CONSIGNE DONNÉE: Dans l'extrait sur l'âme et la beauté du monde, relevez s'il vous plaît tous les groupes formés de deux noms reliés par « et », dans leur ordre d'apparition.

EXTRAIT FOURNI:
Ailleurs : « L’amour de ce monde est bien plus laborieux, ai-je dit. En effet, ce que l’âme cherche en lui, à savoir la constance et l’éternité, elle ne l’y trouve pas; car cette infime beauté du monde n’existe que par le mouvement des choses, et ce qui imite « en elle la constance lui vient de Dieu par l’âme; par l’âme qui ne changeant qu’avec le temps prime le monde qui change avec le temps et les lieux 1. » Si ces paroles peuvent être prises en ce sens qu’elles ne montrent l’infime beauté que dans le corps des hommes et des animaux qui vivent avec le sentiment de leurs corps, elles sont manifestement fondées en raison. En effet, ce qui dans cette beauté imite la constance, c’est la cohésion qui conserve ces corps dans leur identité tout le temps qu’ils existent : et cela leur vient de Dieu par l’âme. Car l’âme est le lien de cette cohésion qui empêche la dissolution et la dispersion que nous voyons arriver dans les corps des animaux quand l’âme les quitte. Mais si on entend cette infime beauté de tous les corps, une telle pensée contraint de croire que le monde aussi est animé. Dans ce cas, en effet, ce qui en lui imite la constance lui viendrait de Dieu par l’âme.

ENREGISTREMENTS CONSERVÉS:
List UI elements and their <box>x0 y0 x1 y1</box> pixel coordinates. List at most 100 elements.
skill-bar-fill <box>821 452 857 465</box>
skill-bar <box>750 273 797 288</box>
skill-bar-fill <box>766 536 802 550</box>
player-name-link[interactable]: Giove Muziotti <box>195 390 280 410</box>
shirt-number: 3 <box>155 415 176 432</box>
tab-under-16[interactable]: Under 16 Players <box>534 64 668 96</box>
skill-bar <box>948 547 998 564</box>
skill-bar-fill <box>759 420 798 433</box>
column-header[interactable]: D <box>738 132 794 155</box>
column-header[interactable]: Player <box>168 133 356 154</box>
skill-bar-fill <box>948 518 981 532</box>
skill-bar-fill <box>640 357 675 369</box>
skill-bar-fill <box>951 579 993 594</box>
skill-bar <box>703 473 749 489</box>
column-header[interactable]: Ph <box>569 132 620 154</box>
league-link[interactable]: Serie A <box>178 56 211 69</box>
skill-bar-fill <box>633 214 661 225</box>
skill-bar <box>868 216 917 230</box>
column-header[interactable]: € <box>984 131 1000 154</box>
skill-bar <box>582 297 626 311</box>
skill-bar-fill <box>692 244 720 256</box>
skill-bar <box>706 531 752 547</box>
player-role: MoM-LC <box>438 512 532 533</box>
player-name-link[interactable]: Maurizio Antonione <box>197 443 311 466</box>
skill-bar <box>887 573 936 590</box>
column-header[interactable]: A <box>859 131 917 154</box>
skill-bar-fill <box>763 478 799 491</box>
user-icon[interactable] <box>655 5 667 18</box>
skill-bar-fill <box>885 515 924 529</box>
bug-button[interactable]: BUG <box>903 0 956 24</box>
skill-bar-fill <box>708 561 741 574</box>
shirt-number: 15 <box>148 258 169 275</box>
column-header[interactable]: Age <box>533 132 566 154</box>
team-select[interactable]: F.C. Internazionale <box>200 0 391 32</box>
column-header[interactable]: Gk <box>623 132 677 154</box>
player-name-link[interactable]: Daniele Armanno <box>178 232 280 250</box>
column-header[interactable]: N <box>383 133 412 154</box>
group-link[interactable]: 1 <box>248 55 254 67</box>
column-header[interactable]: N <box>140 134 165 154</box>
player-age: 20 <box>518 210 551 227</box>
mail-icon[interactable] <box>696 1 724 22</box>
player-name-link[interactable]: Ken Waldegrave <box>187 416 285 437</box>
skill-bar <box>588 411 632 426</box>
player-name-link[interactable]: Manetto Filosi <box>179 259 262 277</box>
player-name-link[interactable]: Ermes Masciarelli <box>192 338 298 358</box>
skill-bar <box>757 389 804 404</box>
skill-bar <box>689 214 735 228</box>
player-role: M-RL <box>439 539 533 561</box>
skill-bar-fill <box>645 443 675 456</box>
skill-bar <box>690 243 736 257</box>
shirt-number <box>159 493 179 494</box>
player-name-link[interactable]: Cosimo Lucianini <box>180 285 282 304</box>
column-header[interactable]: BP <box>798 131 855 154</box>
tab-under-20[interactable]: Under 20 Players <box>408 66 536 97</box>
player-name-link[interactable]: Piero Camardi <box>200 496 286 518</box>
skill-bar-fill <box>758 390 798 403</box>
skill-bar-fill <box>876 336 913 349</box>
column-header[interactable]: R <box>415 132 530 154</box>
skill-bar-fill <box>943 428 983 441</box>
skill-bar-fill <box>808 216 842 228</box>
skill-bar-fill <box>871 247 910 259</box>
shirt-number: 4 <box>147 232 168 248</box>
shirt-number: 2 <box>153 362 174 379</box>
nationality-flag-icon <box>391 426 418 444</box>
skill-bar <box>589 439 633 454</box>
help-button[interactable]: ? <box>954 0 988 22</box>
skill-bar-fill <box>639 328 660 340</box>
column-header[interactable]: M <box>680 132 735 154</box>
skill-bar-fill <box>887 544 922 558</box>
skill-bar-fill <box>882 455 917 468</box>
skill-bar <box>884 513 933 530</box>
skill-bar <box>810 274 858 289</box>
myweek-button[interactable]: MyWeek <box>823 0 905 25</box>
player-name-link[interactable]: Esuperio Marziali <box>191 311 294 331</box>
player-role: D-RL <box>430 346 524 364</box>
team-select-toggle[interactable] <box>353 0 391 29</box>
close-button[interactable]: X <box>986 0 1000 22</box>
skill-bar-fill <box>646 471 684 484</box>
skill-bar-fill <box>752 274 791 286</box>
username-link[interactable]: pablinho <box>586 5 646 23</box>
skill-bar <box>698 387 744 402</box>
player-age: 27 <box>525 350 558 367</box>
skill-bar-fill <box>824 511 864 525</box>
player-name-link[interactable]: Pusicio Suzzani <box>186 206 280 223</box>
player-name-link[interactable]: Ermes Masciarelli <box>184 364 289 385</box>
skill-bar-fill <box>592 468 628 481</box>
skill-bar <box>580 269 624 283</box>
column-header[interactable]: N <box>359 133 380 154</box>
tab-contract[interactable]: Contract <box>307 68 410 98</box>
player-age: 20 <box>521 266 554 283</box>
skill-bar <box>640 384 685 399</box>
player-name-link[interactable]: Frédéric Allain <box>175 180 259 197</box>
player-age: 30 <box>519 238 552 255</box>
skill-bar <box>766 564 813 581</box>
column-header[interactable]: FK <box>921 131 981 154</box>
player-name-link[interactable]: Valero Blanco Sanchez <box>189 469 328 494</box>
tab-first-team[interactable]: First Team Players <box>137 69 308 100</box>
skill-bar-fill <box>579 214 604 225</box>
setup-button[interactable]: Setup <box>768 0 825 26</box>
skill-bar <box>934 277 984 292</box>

RÉSULTAT OBTENU:
- la constance et l’éternité
- le temps et les lieux
- des hommes et des animaux
- la dissolution et la dispersion